» **Problem to solve**
Could you repeat the records below exactly, leaving out any pictures?

--- Supplied data ---

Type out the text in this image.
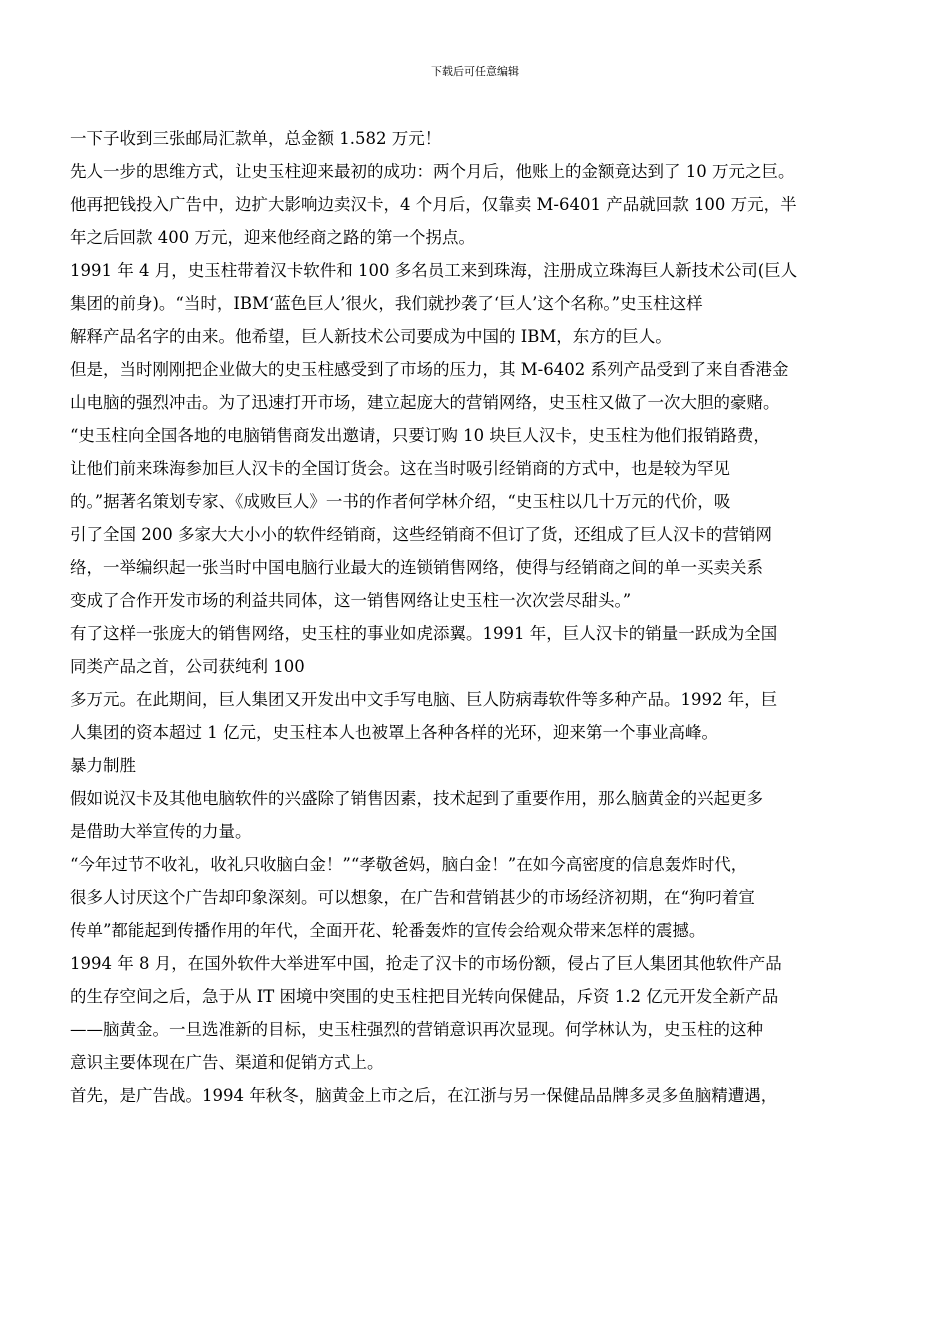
下载后可任意编辑
一下子收到三张邮局汇款单，总金额 1.582 万元！
先人一步的思维方式，让史玉柱迎来最初的成功：两个月后，他账上的金额竟达到了 10 万元之巨。
他再把钱投入广告中，边扩大影响边卖汉卡，4 个月后，仅靠卖 M-6401 产品就回款 100 万元，半
年之后回款 400 万元，迎来他经商之路的第一个拐点。
1991 年 4 月，史玉柱带着汉卡软件和 100 多名员工来到珠海，注册成立珠海巨人新技术公司(巨人
集团的前身)。“当时，IBM‘蓝色巨人’很火，我们就抄袭了‘巨人’这个名称。”史玉柱这样
解释产品名字的由来。他希望，巨人新技术公司要成为中国的 IBM，东方的巨人。
但是，当时刚刚把企业做大的史玉柱感受到了市场的压力，其 M-6402 系列产品受到了来自香港金
山电脑的强烈冲击。为了迅速打开市场，建立起庞大的营销网络，史玉柱又做了一次大胆的豪赌。
“史玉柱向全国各地的电脑销售商发出邀请，只要订购 10 块巨人汉卡，史玉柱为他们报销路费，
让他们前来珠海参加巨人汉卡的全国订货会。这在当时吸引经销商的方式中，也是较为罕见
的。”据著名策划专家、《成败巨人》一书的作者何学林介绍，“史玉柱以几十万元的代价，吸
引了全国 200 多家大大小小的软件经销商，这些经销商不但订了货，还组成了巨人汉卡的营销网
络，一举编织起一张当时中国电脑行业最大的连锁销售网络，使得与经销商之间的单一买卖关系
变成了合作开发市场的利益共同体，这一销售网络让史玉柱一次次尝尽甜头。”
有了这样一张庞大的销售网络，史玉柱的事业如虎添翼。1991 年，巨人汉卡的销量一跃成为全国
同类产品之首，公司获纯利 100
多万元。在此期间，巨人集团又开发出中文手写电脑、巨人防病毒软件等多种产品。1992 年，巨
人集团的资本超过 1 亿元，史玉柱本人也被罩上各种各样的光环，迎来第一个事业高峰。
暴力制胜
假如说汉卡及其他电脑软件的兴盛除了销售因素，技术起到了重要作用，那么脑黄金的兴起更多
是借助大举宣传的力量。
“今年过节不收礼，收礼只收脑白金！”“孝敬爸妈，脑白金！”在如今高密度的信息轰炸时代，
很多人讨厌这个广告却印象深刻。可以想象，在广告和营销甚少的市场经济初期，在“狗叼着宣
传单”都能起到传播作用的年代，全面开花、轮番轰炸的宣传会给观众带来怎样的震撼。
1994 年 8 月，在国外软件大举进军中国，抢走了汉卡的市场份额，侵占了巨人集团其他软件产品
的生存空间之后，急于从 IT 困境中突围的史玉柱把目光转向保健品，斥资 1.2 亿元开发全新产品
——脑黄金。一旦选准新的目标，史玉柱强烈的营销意识再次显现。何学林认为，史玉柱的这种
意识主要体现在广告、渠道和促销方式上。
首先，是广告战。1994 年秋冬，脑黄金上市之后，在江浙与另一保健品品牌多灵多鱼脑精遭遇，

---

» **Complete answer**
Type out the text in this image.
下载后可任意编辑
一下子收到三张邮局汇款单，总金额 1.582 万元！
先人一步的思维方式，让史玉柱迎来最初的成功：两个月后，他账上的金额竟达到了 10 万元之巨。
他再把钱投入广告中，边扩大影响边卖汉卡，4 个月后，仅靠卖 M-6401 产品就回款 100 万元，半
年之后回款 400 万元，迎来他经商之路的第一个拐点。
1991 年 4 月，史玉柱带着汉卡软件和 100 多名员工来到珠海，注册成立珠海巨人新技术公司(巨人
集团的前身)。“当时，IBM‘蓝色巨人’很火，我们就抄袭了‘巨人’这个名称。”史玉柱这样
解释产品名字的由来。他希望，巨人新技术公司要成为中国的 IBM，东方的巨人。
但是，当时刚刚把企业做大的史玉柱感受到了市场的压力，其 M-6402 系列产品受到了来自香港金
山电脑的强烈冲击。为了迅速打开市场，建立起庞大的营销网络，史玉柱又做了一次大胆的豪赌。
“史玉柱向全国各地的电脑销售商发出邀请，只要订购 10 块巨人汉卡，史玉柱为他们报销路费，
让他们前来珠海参加巨人汉卡的全国订货会。这在当时吸引经销商的方式中，也是较为罕见
的。”据著名策划专家、《成败巨人》一书的作者何学林介绍，“史玉柱以几十万元的代价，吸
引了全国 200 多家大大小小的软件经销商，这些经销商不但订了货，还组成了巨人汉卡的营销网
络，一举编织起一张当时中国电脑行业最大的连锁销售网络，使得与经销商之间的单一买卖关系
变成了合作开发市场的利益共同体，这一销售网络让史玉柱一次次尝尽甜头。”
有了这样一张庞大的销售网络，史玉柱的事业如虎添翼。1991 年，巨人汉卡的销量一跃成为全国
同类产品之首，公司获纯利 100
多万元。在此期间，巨人集团又开发出中文手写电脑、巨人防病毒软件等多种产品。1992 年，巨
人集团的资本超过 1 亿元，史玉柱本人也被罩上各种各样的光环，迎来第一个事业高峰。
暴力制胜
假如说汉卡及其他电脑软件的兴盛除了销售因素，技术起到了重要作用，那么脑黄金的兴起更多
是借助大举宣传的力量。
“今年过节不收礼，收礼只收脑白金！”“孝敬爸妈，脑白金！”在如今高密度的信息轰炸时代，
很多人讨厌这个广告却印象深刻。可以想象，在广告和营销甚少的市场经济初期，在“狗叼着宣
传单”都能起到传播作用的年代，全面开花、轮番轰炸的宣传会给观众带来怎样的震撼。
1994 年 8 月，在国外软件大举进军中国，抢走了汉卡的市场份额，侵占了巨人集团其他软件产品
的生存空间之后，急于从 IT 困境中突围的史玉柱把目光转向保健品，斥资 1.2 亿元开发全新产品
——脑黄金。一旦选准新的目标，史玉柱强烈的营销意识再次显现。何学林认为，史玉柱的这种
意识主要体现在广告、渠道和促销方式上。
首先，是广告战。1994 年秋冬，脑黄金上市之后，在江浙与另一保健品品牌多灵多鱼脑精遭遇，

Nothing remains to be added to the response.